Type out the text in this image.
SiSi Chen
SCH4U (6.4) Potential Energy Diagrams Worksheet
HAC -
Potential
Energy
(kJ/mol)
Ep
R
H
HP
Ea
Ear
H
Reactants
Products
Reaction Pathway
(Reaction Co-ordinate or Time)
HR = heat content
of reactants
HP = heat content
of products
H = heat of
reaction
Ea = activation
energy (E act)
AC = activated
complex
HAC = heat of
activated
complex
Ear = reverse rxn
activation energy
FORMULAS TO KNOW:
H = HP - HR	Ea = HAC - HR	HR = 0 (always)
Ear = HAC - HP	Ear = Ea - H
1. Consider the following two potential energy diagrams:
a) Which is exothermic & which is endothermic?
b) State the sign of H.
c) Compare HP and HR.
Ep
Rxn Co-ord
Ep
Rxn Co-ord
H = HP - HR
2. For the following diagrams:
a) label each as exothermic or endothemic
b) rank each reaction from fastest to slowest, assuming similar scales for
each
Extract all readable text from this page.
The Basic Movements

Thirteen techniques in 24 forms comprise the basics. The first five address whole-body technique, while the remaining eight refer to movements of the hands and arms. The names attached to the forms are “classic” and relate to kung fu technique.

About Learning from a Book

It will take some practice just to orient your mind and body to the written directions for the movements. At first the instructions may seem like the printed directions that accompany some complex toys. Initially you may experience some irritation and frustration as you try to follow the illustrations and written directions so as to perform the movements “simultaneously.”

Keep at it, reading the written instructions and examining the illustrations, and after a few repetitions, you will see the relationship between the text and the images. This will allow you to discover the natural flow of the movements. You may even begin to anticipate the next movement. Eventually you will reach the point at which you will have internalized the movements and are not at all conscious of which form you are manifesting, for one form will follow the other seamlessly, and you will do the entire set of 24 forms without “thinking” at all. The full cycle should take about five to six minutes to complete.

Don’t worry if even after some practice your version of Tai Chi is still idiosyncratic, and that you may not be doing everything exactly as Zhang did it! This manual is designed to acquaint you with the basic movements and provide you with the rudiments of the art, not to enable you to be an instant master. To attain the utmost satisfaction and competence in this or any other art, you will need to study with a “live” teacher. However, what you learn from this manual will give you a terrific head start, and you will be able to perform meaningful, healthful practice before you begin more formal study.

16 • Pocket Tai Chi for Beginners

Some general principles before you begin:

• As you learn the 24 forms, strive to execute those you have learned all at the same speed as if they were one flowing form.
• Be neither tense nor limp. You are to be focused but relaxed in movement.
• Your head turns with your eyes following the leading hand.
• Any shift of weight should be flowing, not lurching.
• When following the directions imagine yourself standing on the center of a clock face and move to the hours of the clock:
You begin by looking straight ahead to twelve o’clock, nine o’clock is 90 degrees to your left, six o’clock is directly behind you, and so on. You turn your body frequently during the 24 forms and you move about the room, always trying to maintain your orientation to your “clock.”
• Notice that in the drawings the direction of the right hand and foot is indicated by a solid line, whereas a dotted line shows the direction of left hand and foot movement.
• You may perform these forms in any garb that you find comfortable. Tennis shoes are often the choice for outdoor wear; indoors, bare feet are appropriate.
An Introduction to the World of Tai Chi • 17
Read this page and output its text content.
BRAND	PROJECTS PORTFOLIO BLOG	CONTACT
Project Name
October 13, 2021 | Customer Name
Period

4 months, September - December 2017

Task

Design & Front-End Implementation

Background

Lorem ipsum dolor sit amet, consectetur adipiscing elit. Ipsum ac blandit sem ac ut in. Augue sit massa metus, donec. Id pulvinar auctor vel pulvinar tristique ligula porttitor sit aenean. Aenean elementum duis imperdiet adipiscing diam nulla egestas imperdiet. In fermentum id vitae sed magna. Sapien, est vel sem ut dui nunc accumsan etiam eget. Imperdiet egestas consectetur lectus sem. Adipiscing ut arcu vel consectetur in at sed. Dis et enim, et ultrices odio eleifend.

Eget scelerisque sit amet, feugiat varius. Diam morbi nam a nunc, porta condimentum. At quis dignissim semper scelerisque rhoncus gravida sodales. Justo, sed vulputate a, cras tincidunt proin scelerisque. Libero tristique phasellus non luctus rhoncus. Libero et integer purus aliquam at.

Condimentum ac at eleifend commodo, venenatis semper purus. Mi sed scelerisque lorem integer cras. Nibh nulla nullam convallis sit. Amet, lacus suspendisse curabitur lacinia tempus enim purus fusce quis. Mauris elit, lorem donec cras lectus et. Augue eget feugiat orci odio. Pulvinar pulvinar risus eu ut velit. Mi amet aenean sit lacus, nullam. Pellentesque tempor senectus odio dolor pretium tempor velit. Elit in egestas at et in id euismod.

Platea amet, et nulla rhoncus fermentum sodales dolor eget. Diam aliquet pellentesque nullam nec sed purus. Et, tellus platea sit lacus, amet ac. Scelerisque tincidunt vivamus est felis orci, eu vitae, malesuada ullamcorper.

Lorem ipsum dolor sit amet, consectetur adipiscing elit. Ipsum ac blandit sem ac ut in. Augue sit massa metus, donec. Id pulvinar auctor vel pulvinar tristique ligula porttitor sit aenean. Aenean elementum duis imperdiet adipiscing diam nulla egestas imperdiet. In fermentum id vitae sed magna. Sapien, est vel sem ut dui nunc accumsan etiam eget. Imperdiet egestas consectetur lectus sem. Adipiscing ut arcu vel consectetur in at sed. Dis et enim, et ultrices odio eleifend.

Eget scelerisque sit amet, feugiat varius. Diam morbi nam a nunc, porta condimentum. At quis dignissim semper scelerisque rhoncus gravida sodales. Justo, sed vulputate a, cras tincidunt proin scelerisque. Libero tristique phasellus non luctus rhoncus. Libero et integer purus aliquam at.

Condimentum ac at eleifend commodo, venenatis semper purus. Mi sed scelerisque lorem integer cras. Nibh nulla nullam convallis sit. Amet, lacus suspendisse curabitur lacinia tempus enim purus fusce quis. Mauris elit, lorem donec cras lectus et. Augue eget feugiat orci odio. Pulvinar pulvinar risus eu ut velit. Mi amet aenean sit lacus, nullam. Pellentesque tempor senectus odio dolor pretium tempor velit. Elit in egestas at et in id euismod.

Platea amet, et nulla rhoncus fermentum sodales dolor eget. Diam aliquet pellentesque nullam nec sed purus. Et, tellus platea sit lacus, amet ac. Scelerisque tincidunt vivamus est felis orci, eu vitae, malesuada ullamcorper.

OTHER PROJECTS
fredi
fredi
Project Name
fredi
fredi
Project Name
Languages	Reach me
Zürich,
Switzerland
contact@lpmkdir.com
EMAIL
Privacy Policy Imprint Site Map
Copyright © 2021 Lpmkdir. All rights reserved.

== == ==

-- Task to complete --
Read the data above and count the lines that include "PROJECTS". Answer only with the count.

-- Reply --
2